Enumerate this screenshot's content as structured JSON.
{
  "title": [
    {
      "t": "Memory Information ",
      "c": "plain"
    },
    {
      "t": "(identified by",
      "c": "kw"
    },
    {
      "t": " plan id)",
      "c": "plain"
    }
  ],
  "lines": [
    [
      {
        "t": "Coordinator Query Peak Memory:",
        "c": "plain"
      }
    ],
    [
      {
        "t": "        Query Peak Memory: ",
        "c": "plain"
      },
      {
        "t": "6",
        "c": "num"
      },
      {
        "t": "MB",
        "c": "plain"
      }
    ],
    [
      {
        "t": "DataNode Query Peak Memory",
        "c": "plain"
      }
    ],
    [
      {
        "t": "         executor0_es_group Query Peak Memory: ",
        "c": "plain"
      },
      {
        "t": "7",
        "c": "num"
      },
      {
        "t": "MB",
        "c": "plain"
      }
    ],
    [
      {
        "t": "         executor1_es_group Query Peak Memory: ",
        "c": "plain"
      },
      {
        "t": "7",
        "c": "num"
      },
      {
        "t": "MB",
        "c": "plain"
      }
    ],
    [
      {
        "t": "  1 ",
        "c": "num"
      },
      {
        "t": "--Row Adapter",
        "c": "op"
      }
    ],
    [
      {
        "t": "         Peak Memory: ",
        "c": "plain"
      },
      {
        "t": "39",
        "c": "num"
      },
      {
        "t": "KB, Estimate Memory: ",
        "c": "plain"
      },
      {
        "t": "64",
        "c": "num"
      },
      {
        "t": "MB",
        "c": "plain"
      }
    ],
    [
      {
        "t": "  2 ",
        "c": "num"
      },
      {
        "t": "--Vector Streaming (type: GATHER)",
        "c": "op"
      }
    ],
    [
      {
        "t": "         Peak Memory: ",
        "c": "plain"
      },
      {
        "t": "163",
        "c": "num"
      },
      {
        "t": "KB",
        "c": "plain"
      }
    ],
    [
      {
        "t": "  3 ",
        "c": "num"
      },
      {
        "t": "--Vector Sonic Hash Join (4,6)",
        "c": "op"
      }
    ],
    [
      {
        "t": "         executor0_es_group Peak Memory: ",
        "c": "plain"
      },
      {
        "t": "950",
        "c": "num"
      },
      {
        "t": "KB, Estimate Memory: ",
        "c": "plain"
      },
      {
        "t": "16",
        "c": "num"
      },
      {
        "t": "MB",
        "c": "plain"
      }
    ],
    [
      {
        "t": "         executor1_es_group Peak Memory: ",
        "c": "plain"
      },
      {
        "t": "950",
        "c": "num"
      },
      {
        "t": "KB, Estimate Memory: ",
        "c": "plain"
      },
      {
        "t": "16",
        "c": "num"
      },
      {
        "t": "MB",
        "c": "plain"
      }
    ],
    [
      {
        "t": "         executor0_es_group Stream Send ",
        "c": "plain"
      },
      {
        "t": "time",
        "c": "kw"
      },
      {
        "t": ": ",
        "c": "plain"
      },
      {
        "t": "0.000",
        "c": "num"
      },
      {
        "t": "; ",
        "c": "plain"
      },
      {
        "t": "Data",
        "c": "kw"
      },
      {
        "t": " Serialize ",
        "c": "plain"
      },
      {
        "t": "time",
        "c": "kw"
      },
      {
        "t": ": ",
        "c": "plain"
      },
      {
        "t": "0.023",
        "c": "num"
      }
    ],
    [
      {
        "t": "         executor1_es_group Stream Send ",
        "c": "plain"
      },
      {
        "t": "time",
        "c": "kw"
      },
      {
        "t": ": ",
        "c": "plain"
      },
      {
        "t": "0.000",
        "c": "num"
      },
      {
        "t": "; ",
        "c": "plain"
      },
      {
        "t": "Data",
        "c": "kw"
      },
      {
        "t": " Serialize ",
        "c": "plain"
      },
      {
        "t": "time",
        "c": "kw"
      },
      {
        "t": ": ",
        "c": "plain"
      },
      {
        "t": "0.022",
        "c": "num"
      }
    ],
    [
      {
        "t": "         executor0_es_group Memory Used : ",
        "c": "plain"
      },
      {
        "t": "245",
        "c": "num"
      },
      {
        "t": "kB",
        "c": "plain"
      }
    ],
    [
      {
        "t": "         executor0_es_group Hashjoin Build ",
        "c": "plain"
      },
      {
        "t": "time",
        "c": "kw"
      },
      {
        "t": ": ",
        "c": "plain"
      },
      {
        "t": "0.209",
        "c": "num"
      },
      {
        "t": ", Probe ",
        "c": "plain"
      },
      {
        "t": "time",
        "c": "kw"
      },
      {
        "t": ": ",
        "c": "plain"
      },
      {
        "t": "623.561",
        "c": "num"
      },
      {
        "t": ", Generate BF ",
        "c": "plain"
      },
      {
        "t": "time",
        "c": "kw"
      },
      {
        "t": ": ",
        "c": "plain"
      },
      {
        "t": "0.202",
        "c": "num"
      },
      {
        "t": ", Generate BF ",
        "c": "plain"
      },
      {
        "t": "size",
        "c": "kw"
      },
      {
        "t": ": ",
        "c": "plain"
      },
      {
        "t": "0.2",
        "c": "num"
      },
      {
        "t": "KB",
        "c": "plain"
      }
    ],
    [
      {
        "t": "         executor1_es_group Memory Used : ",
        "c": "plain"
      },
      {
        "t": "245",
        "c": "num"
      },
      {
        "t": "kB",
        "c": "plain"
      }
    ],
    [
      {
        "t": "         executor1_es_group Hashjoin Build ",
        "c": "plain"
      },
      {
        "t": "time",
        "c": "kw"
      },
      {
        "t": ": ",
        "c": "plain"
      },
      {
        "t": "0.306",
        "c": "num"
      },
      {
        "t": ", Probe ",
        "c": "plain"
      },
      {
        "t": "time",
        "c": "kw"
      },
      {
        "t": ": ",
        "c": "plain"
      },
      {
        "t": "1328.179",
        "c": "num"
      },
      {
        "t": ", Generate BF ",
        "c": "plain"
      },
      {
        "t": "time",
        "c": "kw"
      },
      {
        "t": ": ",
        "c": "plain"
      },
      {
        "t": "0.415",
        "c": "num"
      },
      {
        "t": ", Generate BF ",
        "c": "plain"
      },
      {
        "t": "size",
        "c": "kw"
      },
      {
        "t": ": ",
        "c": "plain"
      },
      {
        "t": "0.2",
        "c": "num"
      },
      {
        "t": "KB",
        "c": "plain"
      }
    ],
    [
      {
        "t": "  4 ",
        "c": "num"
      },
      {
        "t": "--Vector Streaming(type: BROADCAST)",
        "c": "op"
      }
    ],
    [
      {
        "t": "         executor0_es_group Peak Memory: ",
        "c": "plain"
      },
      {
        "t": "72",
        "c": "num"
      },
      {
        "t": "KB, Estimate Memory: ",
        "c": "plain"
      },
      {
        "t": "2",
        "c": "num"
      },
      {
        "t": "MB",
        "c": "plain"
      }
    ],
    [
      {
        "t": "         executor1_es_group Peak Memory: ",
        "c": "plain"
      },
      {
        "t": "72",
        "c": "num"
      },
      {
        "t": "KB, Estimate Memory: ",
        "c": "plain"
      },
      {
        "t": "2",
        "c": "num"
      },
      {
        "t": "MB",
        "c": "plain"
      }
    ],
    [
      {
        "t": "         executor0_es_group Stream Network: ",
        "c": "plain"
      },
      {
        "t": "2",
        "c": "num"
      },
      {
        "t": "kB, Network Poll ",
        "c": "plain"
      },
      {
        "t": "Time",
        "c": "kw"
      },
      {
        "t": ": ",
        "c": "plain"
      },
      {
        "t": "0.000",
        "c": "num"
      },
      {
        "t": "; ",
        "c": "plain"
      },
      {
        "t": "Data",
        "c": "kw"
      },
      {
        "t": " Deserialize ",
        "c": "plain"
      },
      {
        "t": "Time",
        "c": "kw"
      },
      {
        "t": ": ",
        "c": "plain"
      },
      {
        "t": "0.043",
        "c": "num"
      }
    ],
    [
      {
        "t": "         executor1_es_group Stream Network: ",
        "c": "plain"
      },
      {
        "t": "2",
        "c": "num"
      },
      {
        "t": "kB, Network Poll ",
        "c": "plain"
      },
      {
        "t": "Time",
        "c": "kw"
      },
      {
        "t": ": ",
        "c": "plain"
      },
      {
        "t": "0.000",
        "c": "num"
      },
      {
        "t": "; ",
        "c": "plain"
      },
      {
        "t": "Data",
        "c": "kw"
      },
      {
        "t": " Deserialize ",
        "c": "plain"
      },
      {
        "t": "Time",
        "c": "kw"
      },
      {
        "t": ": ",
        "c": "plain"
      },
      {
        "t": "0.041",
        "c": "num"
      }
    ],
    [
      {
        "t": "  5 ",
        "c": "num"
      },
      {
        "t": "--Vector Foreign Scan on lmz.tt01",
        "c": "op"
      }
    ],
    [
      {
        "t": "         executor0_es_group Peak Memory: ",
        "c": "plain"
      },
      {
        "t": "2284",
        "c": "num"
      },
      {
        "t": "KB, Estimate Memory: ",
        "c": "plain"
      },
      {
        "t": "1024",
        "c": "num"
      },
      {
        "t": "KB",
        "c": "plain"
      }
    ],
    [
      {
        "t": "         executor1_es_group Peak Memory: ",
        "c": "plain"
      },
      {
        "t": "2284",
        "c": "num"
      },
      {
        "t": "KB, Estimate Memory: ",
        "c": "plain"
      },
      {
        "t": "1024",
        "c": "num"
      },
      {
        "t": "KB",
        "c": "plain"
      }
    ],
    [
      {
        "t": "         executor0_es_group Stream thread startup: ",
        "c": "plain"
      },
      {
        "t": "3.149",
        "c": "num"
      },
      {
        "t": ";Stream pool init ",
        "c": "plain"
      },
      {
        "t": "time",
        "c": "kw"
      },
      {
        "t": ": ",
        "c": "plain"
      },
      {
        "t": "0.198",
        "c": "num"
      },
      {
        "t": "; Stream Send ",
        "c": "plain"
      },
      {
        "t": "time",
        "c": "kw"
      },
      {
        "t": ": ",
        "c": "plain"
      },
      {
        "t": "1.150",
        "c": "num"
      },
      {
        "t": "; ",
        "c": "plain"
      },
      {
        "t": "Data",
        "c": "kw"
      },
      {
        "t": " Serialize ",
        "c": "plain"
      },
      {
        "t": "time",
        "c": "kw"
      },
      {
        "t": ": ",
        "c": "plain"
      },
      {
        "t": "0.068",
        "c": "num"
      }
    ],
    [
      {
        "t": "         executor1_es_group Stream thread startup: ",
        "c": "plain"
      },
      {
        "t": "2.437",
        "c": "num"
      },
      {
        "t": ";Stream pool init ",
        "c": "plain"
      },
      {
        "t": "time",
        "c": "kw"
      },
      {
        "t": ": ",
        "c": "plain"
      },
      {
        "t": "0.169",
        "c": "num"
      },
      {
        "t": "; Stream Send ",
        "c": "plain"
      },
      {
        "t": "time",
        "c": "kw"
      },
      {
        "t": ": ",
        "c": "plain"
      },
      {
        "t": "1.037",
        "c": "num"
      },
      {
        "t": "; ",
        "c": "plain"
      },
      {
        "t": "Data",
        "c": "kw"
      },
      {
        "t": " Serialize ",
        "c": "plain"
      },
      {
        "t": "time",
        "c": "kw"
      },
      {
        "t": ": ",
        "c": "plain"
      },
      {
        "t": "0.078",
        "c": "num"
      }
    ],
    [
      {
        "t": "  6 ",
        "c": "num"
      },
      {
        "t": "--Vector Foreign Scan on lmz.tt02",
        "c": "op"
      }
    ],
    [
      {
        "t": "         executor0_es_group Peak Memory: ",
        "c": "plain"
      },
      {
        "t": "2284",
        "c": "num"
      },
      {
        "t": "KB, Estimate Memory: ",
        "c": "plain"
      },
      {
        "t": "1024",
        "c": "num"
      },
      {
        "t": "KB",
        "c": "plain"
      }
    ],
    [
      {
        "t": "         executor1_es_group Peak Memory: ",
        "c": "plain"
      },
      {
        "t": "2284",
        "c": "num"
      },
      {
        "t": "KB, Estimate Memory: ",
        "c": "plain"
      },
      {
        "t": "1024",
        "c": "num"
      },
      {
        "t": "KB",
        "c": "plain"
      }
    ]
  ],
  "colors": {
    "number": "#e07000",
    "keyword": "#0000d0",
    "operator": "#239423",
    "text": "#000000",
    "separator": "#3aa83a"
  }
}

• [EXERCISE OBJECTIVE]
In the records above, find each line that holds the word "Streaming"; copy all such lines.

• [SOLUTION TO THE PROBLEM]
        "t": "--Vector Streaming (type: GATHER)",
        "t": "--Vector Streaming(type: BROADCAST)",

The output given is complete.